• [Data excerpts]
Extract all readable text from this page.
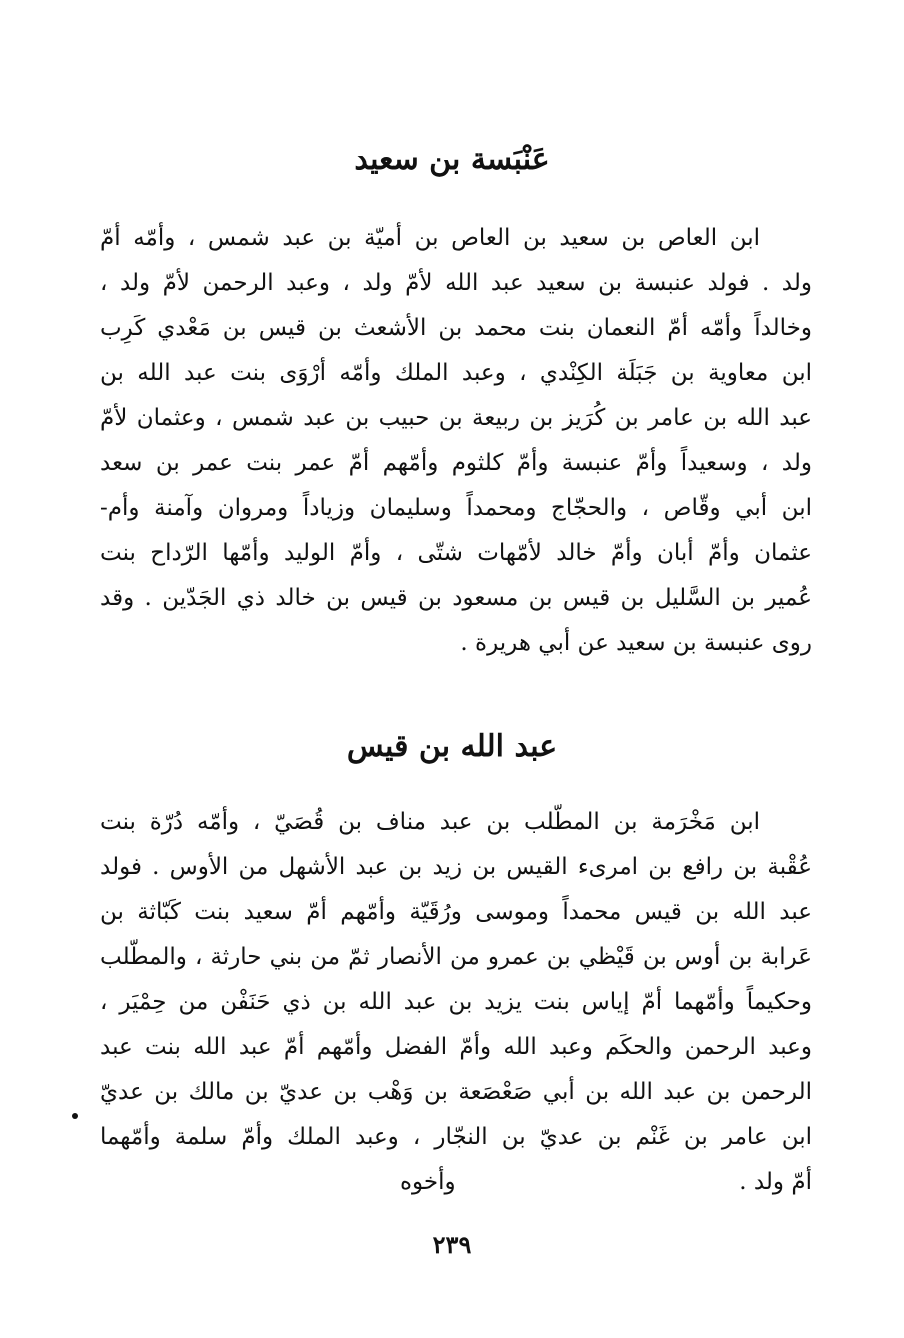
عَنْبَسة بن سعيد
ابن العاص بن سعيد بن العاص بن أميّة بن عبد شمس ، وأمّه أمّ
ولد . فولد عنبسة بن سعيد عبد الله لأمّ ولد ، وعبد الرحمن لأمّ ولد ،
وخالداً وأمّه أمّ النعمان بنت محمد بن الأشعث بن قيس بن مَعْدي كَرِب
ابن معاوية بن جَبَلَة الكِنْدي ، وعبد الملك وأمّه أرْوَى بنت عبد الله بن
عبد الله بن عامر بن كُرَيز بن ربيعة بن حبيب بن عبد شمس ، وعثمان لأمّ
ولد ، وسعيداً وأمّ عنبسة وأمّ كلثوم وأمّهم أمّ عمر بنت عمر بن سعد
ابن أبي وقّاص ، والحجّاج ومحمداً وسليمان وزياداً ومروان وآمنة وأم-
عثمان وأمّ أبان وأمّ خالد لأمّهات شتّى ، وأمّ الوليد وأمّها الرّداح بنت
عُمير بن السَّليل بن قيس بن مسعود بن قيس بن خالد ذي الجَدّين . وقد
روى عنبسة بن سعيد عن أبي هريرة .
عبد الله بن قيس
ابن مَخْرَمة بن المطّلب بن عبد مناف بن قُصَيّ ، وأمّه دُرّة بنت
عُقْبة بن رافع بن امرىء القيس بن زيد بن عبد الأشهل من الأوس . فولد
عبد الله بن قيس محمداً وموسى ورُقَيّة وأمّهم أمّ سعيد بنت كَبّاثة بن
عَرابة بن أوس بن قَيْظي بن عمرو من الأنصار ثمّ من بني حارثة ، والمطّلب
وحكيماً وأمّهما أمّ إياس بنت يزيد بن عبد الله بن ذي حَنَفْن من حِمْيَر ،
وعبد الرحمن والحكَم وعبد الله وأمّ الفضل وأمّهم أمّ عبد الله بنت عبد
الرحمن بن عبد الله بن أبي صَعْصَعة بن وَهْب بن عديّ بن مالك بن عديّ
ابن عامر بن غَنْم بن عديّ بن النجّار ، وعبد الملك وأمّ سلمة وأمّهما
أمّ ولد .
وأخوه
٢٣٩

• [WHAT TO WORK ON]
Identify each line in the records above containing the word "فولد"; copy those lines.

• [RESULT BELOW]
ولد . فولد عنبسة بن سعيد عبد الله لأمّ ولد ، وعبد الرحمن لأمّ ولد ،
عُقْبة بن رافع بن امرىء القيس بن زيد بن عبد الأشهل من الأوس . فولد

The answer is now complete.